• [EXERCISE]
Below are some records. Pull every line that contains the word "Home".

Collection entries:
• • • • •
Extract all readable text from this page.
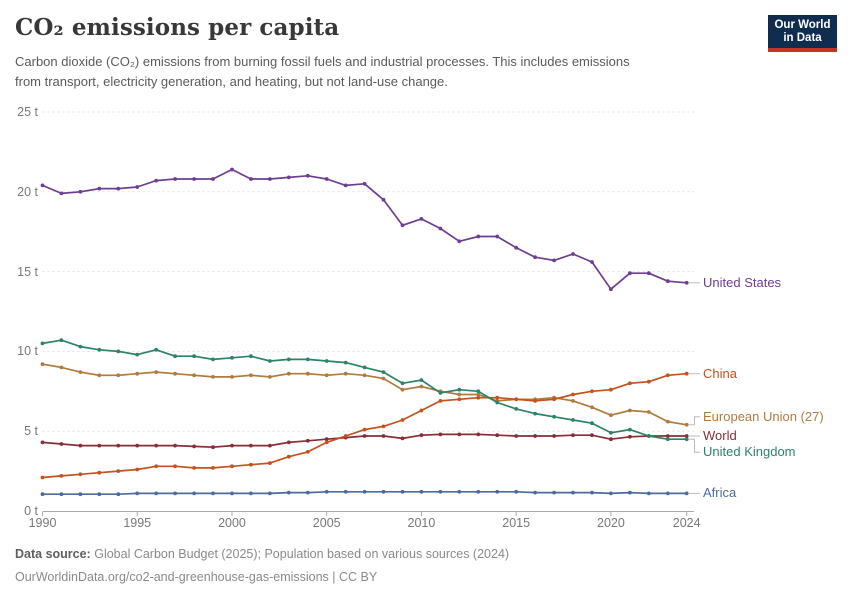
CO₂ emissions per capita	Our World
in Data

Carbon dioxide (CO₂) emissions from burning fossil fuels and industrial processes. This includes emissions
from transport, electricity generation, and heating, but not land-use change.

0 t
5 t
10 t
15 t
20 t
25 t
1990	1995	2000	2005	2010	2015	2020	2024
United States
European Union (27)
World
China
United Kingdom
Africa

Data source: Global Carbon Budget (2025); Population based on various sources (2024)

OurWorldinData.org/co2-and-greenhouse-gas-emissions | CC BY
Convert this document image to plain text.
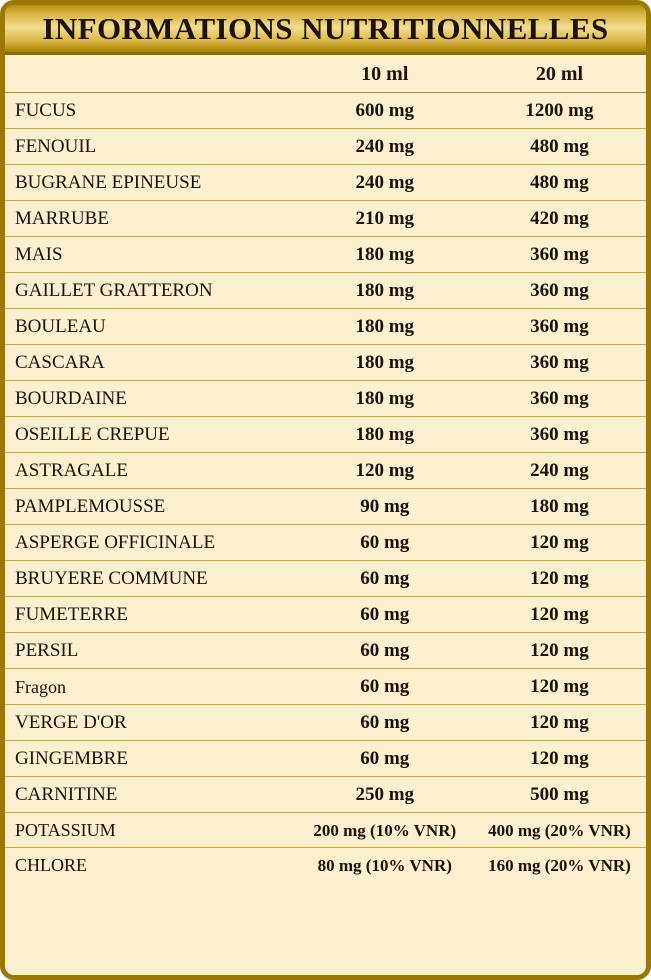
INFORMATIONS NUTRITIONNELLES
	10 ml	20 ml
FUCUS	600 mg	1200 mg
FENOUIL	240 mg	480 mg
BUGRANE EPINEUSE	240 mg	480 mg
MARRUBE	210 mg	420 mg
MAIS	180 mg	360 mg
GAILLET GRATTERON	180 mg	360 mg
BOULEAU	180 mg	360 mg
CASCARA	180 mg	360 mg
BOURDAINE	180 mg	360 mg
OSEILLE CREPUE	180 mg	360 mg
ASTRAGALE	120 mg	240 mg
PAMPLEMOUSSE	90 mg	180 mg
ASPERGE OFFICINALE	60 mg	120 mg
BRUYERE COMMUNE	60 mg	120 mg
FUMETERRE	60 mg	120 mg
PERSIL	60 mg	120 mg
Fragon	60 mg	120 mg
VERGE D'OR	60 mg	120 mg
GINGEMBRE	60 mg	120 mg
CARNITINE	250 mg	500 mg
POTASSIUM	200 mg (10% VNR)	400 mg (20% VNR)
CHLORE	80 mg (10% VNR)	160 mg (20% VNR)
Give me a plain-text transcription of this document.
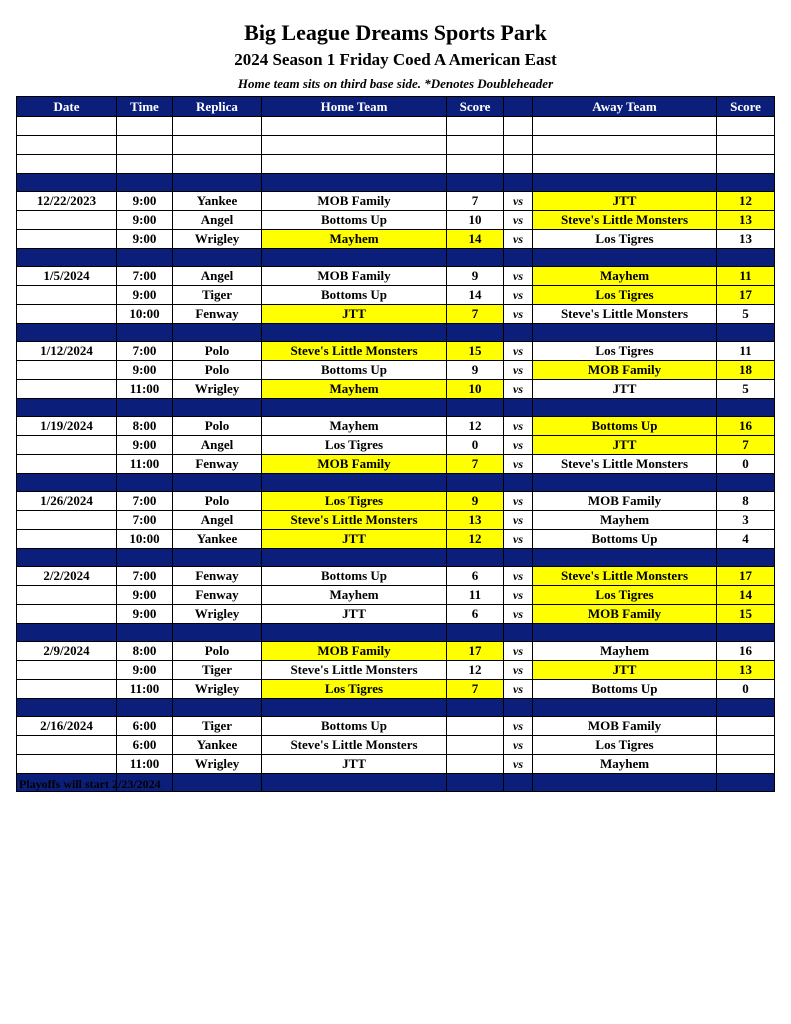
Big League Dreams Sports Park
2024 Season 1 Friday Coed A American East
Home team sits on third base side. *Denotes Doubleheader
Date	Time	Replica	Home Team	Score		Away Team	Score

12/22/2023	9:00	Yankee	MOB Family	7	vs	JTT	12
	9:00	Angel	Bottoms Up	10	vs	Steve's Little Monsters	13
	9:00	Wrigley	Mayhem	14	vs	Los Tigres	13

1/5/2024	7:00	Angel	MOB Family	9	vs	Mayhem	11
	9:00	Tiger	Bottoms Up	14	vs	Los Tigres	17
	10:00	Fenway	JTT	7	vs	Steve's Little Monsters	5

1/12/2024	7:00	Polo	Steve's Little Monsters	15	vs	Los Tigres	11
	9:00	Polo	Bottoms Up	9	vs	MOB Family	18
	11:00	Wrigley	Mayhem	10	vs	JTT	5

1/19/2024	8:00	Polo	Mayhem	12	vs	Bottoms Up	16
	9:00	Angel	Los Tigres	0	vs	JTT	7
	11:00	Fenway	MOB Family	7	vs	Steve's Little Monsters	0

1/26/2024	7:00	Polo	Los Tigres	9	vs	MOB Family	8
	7:00	Angel	Steve's Little Monsters	13	vs	Mayhem	3
	10:00	Yankee	JTT	12	vs	Bottoms Up	4

2/2/2024	7:00	Fenway	Bottoms Up	6	vs	Steve's Little Monsters	17
	9:00	Fenway	Mayhem	11	vs	Los Tigres	14
	9:00	Wrigley	JTT	6	vs	MOB Family	15

2/9/2024	8:00	Polo	MOB Family	17	vs	Mayhem	16
	9:00	Tiger	Steve's Little Monsters	12	vs	JTT	13
	11:00	Wrigley	Los Tigres	7	vs	Bottoms Up	0

2/16/2024	6:00	Tiger	Bottoms Up		vs	MOB Family	
	6:00	Yankee	Steve's Little Monsters		vs	Los Tigres	
	11:00	Wrigley	JTT		vs	Mayhem	

Playoffs will start 2/23/2024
• • • • •
• [EXERCISE RESULT]
Home team sits on third base side. *Denotes Doubleheader
Date	Time	Replica	Home Team	Score		Away Team	Score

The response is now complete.